— Start Dataset records —

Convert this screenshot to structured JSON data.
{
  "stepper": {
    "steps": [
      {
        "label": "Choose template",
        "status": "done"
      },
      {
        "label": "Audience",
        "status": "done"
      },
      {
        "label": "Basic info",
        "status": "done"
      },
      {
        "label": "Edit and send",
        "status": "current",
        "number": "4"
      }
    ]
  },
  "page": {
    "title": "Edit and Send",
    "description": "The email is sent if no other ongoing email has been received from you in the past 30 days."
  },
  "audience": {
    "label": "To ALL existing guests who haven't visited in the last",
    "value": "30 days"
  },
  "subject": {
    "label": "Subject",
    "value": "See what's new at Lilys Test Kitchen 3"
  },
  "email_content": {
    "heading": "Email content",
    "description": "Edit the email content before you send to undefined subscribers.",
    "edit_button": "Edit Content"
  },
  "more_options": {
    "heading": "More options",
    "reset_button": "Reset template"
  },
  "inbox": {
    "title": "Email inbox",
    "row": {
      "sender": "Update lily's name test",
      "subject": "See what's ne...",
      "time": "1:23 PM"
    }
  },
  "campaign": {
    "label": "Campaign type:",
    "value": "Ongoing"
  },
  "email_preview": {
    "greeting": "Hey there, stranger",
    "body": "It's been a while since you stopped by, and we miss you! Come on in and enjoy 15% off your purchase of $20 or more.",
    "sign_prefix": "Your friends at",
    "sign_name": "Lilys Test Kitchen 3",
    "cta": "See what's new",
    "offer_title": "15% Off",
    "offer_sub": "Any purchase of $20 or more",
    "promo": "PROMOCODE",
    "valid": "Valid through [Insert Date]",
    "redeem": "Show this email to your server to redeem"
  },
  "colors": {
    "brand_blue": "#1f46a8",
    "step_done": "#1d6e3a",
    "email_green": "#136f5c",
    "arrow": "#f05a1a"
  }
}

— End Dataset records —

Copy out each line of the material that holds the word "Lilys".

    "value": "See what's new at Lilys Test Kitchen 3"
    "sign_name": "Lilys Test Kitchen 3",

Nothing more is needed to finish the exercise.